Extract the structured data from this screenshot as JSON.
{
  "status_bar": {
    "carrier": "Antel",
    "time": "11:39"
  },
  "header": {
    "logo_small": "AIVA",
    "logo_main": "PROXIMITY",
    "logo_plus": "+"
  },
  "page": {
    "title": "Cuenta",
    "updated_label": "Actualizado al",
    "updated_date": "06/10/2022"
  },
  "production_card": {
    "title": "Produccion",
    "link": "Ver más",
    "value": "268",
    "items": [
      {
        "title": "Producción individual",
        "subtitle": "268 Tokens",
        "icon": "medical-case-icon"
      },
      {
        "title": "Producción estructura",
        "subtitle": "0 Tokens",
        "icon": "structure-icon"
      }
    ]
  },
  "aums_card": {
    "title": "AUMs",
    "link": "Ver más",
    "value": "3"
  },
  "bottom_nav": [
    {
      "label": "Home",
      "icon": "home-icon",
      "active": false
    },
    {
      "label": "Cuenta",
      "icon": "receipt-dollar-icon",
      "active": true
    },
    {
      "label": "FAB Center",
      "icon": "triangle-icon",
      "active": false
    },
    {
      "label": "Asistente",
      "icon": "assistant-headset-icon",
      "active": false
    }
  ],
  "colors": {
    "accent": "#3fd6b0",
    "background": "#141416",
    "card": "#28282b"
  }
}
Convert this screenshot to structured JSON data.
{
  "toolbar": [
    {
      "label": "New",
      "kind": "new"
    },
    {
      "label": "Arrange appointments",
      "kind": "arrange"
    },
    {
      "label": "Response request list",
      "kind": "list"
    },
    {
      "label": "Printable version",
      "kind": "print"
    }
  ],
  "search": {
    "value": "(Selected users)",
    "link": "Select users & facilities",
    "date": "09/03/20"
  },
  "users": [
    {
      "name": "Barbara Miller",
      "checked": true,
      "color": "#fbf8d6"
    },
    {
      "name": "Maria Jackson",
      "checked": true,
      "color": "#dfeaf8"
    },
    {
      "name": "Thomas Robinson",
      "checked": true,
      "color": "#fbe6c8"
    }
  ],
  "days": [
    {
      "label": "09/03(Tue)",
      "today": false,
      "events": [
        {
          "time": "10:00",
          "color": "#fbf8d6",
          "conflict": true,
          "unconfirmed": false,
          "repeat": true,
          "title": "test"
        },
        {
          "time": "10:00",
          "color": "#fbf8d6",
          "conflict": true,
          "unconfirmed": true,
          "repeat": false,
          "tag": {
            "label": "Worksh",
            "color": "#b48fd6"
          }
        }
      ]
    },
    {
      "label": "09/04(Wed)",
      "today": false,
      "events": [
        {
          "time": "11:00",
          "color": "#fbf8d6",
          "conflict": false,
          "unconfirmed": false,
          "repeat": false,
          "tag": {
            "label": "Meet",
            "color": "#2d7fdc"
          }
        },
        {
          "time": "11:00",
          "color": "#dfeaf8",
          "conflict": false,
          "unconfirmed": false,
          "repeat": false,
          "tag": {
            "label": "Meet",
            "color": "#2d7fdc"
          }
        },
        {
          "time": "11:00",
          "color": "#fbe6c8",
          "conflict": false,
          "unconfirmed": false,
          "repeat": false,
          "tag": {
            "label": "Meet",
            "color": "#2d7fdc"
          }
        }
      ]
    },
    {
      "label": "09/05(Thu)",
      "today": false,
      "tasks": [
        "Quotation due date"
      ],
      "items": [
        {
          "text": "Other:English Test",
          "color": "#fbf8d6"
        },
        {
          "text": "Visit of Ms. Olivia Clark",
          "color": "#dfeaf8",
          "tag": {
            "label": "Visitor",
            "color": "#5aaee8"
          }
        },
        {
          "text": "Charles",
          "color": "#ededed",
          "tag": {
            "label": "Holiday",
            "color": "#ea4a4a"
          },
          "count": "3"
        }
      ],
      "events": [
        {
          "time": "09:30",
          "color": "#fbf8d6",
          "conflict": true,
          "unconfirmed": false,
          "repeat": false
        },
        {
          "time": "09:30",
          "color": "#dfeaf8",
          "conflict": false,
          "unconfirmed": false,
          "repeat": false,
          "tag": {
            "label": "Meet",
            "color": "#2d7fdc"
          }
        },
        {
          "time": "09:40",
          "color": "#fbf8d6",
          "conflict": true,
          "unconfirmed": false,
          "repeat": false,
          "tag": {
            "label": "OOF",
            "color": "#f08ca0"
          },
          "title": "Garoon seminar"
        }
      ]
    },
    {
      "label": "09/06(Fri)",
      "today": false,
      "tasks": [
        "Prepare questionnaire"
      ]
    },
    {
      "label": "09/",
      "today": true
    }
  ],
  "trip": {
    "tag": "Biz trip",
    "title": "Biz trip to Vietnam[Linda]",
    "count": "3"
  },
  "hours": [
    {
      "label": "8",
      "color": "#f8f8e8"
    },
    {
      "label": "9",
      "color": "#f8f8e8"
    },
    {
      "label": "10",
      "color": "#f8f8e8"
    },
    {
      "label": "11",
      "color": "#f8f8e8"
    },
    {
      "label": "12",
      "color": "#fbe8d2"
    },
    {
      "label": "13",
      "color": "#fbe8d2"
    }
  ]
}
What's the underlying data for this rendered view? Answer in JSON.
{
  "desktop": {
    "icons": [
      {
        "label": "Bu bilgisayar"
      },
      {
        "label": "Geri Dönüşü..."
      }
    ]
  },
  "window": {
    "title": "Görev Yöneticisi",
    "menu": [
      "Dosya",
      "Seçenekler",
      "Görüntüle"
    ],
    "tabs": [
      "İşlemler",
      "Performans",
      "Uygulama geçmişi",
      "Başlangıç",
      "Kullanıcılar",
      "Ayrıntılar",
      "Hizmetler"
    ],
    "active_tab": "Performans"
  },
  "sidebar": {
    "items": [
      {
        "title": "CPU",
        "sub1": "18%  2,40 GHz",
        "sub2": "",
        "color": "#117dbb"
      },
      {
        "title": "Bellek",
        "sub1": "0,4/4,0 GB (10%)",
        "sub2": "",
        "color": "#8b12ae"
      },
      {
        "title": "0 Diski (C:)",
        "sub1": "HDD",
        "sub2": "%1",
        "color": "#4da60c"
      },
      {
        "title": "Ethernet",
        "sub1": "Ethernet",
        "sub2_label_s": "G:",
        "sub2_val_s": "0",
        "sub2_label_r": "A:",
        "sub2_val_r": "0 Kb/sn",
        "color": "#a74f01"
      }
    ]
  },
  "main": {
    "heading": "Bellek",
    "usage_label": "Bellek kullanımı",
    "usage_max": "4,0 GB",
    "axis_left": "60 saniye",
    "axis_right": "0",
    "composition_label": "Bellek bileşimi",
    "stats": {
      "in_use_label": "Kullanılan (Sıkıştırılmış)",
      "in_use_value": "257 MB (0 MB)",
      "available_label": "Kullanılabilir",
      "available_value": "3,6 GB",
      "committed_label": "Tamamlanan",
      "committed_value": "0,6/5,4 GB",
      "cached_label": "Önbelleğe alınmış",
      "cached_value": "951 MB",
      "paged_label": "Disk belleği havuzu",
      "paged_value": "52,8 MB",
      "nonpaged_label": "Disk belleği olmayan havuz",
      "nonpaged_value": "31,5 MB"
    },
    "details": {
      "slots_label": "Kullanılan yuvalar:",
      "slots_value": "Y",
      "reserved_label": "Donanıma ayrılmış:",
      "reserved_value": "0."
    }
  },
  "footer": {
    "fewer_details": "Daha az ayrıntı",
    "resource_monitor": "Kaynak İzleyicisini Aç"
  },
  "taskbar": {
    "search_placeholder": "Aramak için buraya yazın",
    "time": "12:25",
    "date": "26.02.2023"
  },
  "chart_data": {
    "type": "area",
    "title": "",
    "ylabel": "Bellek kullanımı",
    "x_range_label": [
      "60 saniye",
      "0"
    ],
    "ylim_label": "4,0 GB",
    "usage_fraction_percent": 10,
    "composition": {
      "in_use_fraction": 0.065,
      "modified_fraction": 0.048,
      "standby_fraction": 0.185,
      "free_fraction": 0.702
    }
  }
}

☆ ☆ ☆

Check every line for "users" and show the ones that have it.

(WRITTEN RESPONSE):
    "value": "(Selected users)",
    "link": "Select users & facilities",
  "users": [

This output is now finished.